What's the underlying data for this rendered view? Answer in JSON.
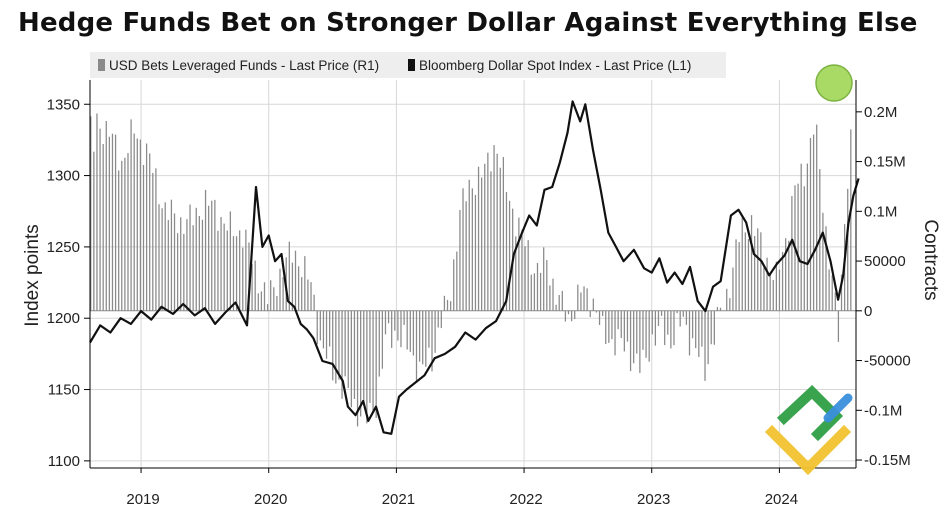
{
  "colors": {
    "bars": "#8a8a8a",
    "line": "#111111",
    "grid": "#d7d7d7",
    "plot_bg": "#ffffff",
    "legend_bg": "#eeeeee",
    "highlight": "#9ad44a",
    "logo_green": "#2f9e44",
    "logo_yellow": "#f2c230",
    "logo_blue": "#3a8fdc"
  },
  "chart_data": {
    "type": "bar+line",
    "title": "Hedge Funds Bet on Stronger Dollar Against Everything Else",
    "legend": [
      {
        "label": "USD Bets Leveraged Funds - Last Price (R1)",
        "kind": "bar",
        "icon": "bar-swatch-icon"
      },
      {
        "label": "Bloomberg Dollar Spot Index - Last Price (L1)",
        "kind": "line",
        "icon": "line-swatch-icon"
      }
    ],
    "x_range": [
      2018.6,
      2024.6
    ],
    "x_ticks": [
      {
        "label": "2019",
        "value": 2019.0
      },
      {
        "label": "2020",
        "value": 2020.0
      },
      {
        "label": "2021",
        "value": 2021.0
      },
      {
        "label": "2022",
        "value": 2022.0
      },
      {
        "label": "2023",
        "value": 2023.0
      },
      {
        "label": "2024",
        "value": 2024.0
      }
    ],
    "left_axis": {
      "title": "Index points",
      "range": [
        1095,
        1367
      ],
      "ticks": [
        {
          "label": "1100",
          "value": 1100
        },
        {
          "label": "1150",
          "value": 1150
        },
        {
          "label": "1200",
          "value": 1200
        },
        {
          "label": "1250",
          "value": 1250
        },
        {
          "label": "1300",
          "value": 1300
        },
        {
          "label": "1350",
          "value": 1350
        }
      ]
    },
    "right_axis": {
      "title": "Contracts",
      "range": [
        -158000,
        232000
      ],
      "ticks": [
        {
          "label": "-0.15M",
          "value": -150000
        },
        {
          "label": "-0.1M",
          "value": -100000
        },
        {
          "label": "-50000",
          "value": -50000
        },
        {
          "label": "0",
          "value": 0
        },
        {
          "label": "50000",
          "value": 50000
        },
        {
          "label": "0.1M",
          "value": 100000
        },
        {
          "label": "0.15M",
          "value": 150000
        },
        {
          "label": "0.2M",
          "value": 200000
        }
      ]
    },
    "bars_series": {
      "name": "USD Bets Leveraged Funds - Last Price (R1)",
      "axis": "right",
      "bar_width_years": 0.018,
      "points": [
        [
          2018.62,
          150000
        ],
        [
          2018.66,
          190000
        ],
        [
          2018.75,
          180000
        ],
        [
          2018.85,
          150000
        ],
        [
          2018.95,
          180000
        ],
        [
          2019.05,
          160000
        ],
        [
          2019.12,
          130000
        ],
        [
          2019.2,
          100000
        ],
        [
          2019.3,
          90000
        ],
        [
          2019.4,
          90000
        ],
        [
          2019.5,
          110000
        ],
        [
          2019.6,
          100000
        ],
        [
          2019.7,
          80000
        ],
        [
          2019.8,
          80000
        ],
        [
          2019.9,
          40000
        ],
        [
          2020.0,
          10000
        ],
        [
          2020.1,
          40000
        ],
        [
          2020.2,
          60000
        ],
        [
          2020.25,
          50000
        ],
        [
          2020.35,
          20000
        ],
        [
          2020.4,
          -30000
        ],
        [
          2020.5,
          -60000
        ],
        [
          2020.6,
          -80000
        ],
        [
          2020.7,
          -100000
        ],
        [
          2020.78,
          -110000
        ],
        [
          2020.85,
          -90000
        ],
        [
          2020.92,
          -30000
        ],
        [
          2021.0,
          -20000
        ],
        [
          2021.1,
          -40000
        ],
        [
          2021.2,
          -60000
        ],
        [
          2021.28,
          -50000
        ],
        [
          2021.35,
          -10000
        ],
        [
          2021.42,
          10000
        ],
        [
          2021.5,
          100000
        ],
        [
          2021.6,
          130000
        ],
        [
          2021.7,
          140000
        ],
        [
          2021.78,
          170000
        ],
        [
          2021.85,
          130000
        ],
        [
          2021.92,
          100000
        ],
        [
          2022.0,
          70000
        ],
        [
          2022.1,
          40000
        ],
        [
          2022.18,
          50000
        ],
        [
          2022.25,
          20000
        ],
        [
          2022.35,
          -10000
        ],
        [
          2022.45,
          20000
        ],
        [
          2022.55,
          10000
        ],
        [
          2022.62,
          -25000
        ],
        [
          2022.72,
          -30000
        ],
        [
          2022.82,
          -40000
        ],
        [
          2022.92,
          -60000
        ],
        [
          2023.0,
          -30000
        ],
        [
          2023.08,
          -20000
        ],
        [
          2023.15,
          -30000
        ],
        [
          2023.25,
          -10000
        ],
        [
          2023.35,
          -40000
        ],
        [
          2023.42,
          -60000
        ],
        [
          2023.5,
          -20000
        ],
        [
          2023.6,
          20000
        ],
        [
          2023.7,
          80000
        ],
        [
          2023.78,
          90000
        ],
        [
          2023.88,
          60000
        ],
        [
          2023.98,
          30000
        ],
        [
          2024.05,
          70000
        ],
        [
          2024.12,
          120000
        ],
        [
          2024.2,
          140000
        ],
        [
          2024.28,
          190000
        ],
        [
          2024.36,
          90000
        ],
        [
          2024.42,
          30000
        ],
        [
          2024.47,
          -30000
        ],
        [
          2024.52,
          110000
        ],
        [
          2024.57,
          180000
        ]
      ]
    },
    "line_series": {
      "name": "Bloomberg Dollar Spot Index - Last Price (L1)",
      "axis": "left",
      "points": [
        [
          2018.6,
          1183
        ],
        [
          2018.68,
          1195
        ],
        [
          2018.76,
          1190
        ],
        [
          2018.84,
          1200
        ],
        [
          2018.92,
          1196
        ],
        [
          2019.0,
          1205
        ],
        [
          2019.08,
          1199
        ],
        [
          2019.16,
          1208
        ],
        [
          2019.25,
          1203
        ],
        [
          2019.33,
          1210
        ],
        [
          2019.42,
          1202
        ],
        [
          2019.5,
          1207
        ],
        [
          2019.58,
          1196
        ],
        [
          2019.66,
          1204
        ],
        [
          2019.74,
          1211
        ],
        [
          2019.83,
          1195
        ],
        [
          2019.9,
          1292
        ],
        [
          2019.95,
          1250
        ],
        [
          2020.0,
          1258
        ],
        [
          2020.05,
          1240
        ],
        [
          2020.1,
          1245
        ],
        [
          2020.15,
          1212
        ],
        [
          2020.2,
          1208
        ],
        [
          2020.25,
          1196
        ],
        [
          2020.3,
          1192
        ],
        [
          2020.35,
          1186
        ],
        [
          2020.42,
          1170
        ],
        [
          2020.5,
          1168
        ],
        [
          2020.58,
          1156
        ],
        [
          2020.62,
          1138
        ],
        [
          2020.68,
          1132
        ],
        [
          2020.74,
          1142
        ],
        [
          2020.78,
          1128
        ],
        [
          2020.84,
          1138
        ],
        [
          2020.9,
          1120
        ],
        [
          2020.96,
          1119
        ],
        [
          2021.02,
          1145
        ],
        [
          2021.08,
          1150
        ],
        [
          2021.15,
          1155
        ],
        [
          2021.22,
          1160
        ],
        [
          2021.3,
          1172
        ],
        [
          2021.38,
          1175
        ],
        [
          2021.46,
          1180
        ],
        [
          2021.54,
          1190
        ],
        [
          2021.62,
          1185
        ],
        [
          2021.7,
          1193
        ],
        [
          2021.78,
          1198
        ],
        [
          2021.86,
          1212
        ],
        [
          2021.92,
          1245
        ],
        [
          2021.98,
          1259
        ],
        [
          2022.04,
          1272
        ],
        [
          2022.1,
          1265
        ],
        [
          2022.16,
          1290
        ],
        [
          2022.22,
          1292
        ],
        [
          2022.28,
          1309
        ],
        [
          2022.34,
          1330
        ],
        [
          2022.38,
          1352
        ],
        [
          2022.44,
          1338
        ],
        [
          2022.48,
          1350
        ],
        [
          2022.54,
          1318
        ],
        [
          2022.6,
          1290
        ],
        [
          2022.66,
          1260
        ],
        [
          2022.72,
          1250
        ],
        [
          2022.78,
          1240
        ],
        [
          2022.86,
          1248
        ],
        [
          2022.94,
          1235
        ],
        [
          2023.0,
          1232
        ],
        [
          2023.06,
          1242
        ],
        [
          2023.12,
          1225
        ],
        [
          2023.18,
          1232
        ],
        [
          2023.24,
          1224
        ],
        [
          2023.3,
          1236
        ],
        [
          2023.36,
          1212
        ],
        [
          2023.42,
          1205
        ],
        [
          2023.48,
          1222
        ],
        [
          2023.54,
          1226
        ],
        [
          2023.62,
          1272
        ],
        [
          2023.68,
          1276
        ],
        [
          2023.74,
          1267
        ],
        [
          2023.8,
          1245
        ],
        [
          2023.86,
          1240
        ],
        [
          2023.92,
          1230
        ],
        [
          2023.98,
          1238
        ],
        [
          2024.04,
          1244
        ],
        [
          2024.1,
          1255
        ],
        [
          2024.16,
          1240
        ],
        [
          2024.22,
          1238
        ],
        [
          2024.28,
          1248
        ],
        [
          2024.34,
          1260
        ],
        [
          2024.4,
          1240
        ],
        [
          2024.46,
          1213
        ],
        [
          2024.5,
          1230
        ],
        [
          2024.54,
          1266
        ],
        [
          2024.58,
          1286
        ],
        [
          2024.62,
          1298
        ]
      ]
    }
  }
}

WHAT THIS TASK INVOLVES:
Copy every single line of the material above that holds "Bloomberg".

WRITTEN SOLUTION:
        "label": "Bloomberg Dollar Spot Index - Last Price (L1)",
      "name": "Bloomberg Dollar Spot Index - Last Price (L1)",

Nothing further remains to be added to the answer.